**本文の抜粋**
· · · · · · ·
2025年第1四半期GDP成長率、前年同期比5.4%、予想を下回る

(フィリピン)

マニラ発

2025年05月20日

フィリピン統計庁(PSA)は5月8日、2025年第1四半期(1~3月)のGDP成長率が前年同期比5.4%だったと発表した(添付資料表参照)。2024年第4四半期(10~12月)の5.3%はわずかに上回ったものの、2024年第1四半期の5.9%より低い水準で、政府の年間目標の6.0~8.0%の下限を下回った。

事前の現地報道では、経済企画開発省(DEPDev)のアルセニオ・バリサカン大臣や、財務省のラルフ・レクト大臣が少なくとも6.0%になるとの見通しを示していた(4月21日付「ビジネス・ワールド」紙)。また「インクワイアラー」紙(5月5日付)が調査した12人のエコノミストによる中央予測値は5.9%だったが、これらの予測も下回った。

産業別にみると、「農林水産業」は2.2%、「鉱工業」は4.5%、「サービス業」は6.3%となった。うち「製造業」(4.1%)、「商業(卸・小売・自動車などの修理業)」(6.4%)、「金融・保険業」(7.2%)が第1四半期の成長を牽引した。

需要項目別にみると、民間最終消費支出が5.3%増加した。政府最終消費支出は、5月に行われた中間選挙の影響で、18.7%に増加し、2020年第2四半期(4~6月)以来で最高の伸び率となった。国内総固定資本形成は4.0%、財・サービスの輸出は6.2%、輸入は9.9%だった。

今回の結果を受けて、バリサカン大臣は、第2四半期の結果を見て判断するとしていた目標の見直しについて(2025年3月31日記事参照)、米国の関税政策など世界貿易の不確実性を考慮して、下方修正する可能性を示唆した。また、IMFと世界銀行も、2025年のフィリピンのGDP成長率予測をそれぞれ引き下げている(注)。

なお、4月3日のPSAの発表で、2024年第4四半期のGDP成長率(確定値)は5.2%から5.3%、2024年通年は5.6%から5.7%にそれぞれ上方修正した。2023年通年は5.5%で維持した。

(注)IMFは6.1%から5.5%、世界銀行は6.1%から5.3%に引き下げた。
· · · · · · ·
**元データ**
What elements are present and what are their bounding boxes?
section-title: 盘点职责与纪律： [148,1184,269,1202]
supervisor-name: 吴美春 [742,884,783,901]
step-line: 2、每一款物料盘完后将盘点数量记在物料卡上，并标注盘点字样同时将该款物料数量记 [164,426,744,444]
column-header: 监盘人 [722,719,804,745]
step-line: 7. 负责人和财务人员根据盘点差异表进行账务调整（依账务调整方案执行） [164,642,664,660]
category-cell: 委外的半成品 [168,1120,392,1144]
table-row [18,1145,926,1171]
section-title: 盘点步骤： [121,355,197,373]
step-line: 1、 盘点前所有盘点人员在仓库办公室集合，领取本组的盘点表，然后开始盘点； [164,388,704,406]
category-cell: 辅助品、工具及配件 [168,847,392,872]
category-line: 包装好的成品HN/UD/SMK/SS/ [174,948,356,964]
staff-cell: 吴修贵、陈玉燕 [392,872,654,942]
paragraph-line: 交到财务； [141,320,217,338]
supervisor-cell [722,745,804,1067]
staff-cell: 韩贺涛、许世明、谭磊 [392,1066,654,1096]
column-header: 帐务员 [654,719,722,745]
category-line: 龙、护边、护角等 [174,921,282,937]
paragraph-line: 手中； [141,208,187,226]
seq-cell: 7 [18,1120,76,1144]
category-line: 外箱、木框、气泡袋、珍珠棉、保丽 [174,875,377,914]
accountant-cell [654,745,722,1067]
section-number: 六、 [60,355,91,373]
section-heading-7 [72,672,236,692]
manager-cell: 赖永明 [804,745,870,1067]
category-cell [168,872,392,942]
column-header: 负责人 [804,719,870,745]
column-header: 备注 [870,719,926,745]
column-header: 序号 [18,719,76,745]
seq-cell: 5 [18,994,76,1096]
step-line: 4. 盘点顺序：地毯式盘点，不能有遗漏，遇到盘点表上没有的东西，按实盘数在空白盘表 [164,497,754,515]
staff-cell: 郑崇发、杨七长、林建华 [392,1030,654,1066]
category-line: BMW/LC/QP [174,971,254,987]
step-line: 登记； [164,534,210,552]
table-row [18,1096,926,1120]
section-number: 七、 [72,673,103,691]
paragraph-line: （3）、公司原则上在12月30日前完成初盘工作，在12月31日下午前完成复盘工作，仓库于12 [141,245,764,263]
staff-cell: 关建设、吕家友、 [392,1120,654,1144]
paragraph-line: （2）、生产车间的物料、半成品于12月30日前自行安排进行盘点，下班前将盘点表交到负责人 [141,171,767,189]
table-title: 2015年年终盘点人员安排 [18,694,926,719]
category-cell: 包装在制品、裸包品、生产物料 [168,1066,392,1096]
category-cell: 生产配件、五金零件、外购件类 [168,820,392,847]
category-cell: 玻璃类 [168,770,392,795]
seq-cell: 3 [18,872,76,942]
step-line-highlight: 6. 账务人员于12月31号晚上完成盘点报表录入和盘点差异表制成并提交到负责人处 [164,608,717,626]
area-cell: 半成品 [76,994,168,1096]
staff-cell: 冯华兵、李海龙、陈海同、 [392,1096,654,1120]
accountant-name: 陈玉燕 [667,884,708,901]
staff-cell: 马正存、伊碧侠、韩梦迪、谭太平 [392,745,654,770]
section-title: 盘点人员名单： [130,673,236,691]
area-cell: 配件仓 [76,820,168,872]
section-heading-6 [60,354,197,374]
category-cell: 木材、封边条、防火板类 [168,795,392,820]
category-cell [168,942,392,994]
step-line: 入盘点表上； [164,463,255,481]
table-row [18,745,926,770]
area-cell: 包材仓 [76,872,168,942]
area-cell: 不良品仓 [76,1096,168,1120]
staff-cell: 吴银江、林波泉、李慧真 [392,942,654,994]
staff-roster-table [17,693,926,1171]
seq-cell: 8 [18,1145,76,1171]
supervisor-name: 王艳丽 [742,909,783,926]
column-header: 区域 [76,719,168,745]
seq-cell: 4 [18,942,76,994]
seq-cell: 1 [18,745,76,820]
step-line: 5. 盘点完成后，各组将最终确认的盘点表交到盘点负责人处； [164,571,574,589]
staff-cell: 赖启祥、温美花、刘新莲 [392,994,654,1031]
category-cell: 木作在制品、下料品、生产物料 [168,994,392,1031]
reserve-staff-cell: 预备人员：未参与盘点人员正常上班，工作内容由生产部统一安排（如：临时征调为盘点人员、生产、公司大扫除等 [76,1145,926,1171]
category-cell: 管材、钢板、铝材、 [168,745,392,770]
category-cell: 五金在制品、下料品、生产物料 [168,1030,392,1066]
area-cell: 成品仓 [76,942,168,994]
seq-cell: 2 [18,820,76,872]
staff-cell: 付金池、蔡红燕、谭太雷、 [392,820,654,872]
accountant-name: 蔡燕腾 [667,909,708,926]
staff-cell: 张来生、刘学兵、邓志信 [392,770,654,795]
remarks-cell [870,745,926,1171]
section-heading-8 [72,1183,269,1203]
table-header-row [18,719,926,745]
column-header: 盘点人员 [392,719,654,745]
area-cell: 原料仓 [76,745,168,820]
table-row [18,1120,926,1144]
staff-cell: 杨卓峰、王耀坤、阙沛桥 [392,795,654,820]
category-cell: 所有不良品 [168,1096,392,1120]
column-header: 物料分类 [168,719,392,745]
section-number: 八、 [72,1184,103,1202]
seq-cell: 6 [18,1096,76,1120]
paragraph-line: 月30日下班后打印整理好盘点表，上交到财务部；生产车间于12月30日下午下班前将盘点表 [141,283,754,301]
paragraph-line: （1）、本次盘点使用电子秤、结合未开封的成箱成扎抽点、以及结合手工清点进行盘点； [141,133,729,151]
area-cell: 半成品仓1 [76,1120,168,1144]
· · · · · · ·
**やること**
A. 本文では、2025年第1四半期の「金融・保険業」の成長率は何%とされていますか。
B. 本文のうち、「フィリピン統計庁(PSA)は」から始まって「年通年は5.5%で維持した。」までの部分を、一字も変えずに書き写してください。

**回答**
A. 7.2%

B.
フィリピン統計庁(PSA)は5月8日、2025年第1四半期(1~3月)のGDP成長率が前年同期比5.4%だったと発表した(添付資料表参照)。2024年第4四半期(10~12月)の5.3%はわずかに上回ったものの、2024年第1四半期の5.9%より低い水準で、政府の年間目標の6.0~8.0%の下限を下回った。

事前の現地報道では、経済企画開発省(DEPDev)のアルセニオ・バリサカン大臣や、財務省のラルフ・レクト大臣が少なくとも6.0%になるとの見通しを示していた(4月21日付「ビジネス・ワールド」紙)。また「インクワイアラー」紙(5月5日付)が調査した12人のエコノミストによる中央予測値は5.9%だったが、これらの予測も下回った。

産業別にみると、「農林水産業」は2.2%、「鉱工業」は4.5%、「サービス業」は6.3%となった。うち「製造業」(4.1%)、「商業(卸・小売・自動車などの修理業)」(6.4%)、「金融・保険業」(7.2%)が第1四半期の成長を牽引した。

需要項目別にみると、民間最終消費支出が5.3%増加した。政府最終消費支出は、5月に行われた中間選挙の影響で、18.7%に増加し、2020年第2四半期(4~6月)以来で最高の伸び率となった。国内総固定資本形成は4.0%、財・サービスの輸出は6.2%、輸入は9.9%だった。

今回の結果を受けて、バリサカン大臣は、第2四半期の結果を見て判断するとしていた目標の見直しについて(2025年3月31日記事参照)、米国の関税政策など世界貿易の不確実性を考慮して、下方修正する可能性を示唆した。また、IMFと世界銀行も、2025年のフィリピンのGDP成長率予測をそれぞれ引き下げている(注)。

なお、4月3日のPSAの発表で、2024年第4四半期のGDP成長率(確定値)は5.2%から5.3%、2024年通年は5.6%から5.7%にそれぞれ上方修正した。2023年通年は5.5%で維持した。